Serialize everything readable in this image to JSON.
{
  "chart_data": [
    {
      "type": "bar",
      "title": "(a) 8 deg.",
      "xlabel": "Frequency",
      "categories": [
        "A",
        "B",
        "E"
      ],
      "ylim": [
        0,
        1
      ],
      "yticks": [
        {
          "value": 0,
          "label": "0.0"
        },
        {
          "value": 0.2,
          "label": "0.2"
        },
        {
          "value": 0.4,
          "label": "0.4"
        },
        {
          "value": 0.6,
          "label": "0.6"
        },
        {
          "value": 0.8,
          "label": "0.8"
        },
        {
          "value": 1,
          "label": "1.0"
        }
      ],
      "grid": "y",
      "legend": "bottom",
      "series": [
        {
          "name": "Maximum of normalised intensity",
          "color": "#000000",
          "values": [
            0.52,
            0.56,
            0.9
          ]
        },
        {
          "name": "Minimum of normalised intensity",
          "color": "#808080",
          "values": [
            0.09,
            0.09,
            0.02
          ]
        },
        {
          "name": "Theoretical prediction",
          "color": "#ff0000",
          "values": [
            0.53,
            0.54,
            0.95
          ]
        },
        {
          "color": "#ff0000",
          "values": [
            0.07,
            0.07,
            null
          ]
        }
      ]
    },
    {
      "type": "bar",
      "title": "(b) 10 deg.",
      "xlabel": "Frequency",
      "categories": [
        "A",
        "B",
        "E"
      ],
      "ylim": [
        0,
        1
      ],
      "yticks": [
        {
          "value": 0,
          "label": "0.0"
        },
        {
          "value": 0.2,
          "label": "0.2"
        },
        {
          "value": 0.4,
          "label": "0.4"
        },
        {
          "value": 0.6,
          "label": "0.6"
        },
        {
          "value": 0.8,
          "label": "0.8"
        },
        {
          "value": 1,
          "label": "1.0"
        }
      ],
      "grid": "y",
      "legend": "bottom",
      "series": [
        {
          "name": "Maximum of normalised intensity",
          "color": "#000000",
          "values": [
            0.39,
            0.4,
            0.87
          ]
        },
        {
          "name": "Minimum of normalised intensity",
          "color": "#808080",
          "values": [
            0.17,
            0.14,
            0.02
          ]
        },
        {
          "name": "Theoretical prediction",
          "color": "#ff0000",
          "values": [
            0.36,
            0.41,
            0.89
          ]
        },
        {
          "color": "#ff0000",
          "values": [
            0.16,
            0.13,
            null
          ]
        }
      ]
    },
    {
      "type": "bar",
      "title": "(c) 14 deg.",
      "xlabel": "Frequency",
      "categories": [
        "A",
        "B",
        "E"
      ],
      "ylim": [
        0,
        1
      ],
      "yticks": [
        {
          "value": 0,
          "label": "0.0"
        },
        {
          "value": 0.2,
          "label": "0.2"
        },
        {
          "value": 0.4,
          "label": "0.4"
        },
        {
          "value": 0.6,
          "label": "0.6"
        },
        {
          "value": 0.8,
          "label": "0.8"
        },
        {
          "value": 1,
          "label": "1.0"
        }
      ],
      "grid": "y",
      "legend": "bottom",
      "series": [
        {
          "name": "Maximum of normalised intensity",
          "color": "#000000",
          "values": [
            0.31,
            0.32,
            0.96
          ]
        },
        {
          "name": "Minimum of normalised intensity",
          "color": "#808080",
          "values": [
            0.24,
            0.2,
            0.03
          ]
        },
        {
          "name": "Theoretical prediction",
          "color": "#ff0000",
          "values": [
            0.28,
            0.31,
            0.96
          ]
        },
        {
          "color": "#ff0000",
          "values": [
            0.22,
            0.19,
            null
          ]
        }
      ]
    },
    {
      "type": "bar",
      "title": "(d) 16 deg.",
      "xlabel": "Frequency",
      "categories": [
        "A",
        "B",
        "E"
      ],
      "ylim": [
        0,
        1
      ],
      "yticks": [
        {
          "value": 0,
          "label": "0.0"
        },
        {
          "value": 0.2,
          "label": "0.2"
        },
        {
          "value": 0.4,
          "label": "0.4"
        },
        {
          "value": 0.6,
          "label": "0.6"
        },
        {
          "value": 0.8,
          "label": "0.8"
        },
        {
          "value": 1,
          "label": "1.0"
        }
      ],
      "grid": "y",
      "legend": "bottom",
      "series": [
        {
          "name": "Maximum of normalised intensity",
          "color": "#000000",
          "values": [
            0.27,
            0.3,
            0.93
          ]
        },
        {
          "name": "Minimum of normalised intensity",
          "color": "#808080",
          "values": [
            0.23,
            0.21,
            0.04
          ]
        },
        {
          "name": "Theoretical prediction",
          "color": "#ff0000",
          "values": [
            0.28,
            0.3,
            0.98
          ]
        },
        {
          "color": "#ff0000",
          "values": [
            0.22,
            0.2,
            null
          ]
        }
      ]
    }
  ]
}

::::

= Job =
Within the material above, find the lines that contain the word "title"; copy them.

= Correct answer =
      "title": "(a) 8 deg.",
      "title": "(b) 10 deg.",
      "title": "(c) 14 deg.",
      "title": "(d) 16 deg.",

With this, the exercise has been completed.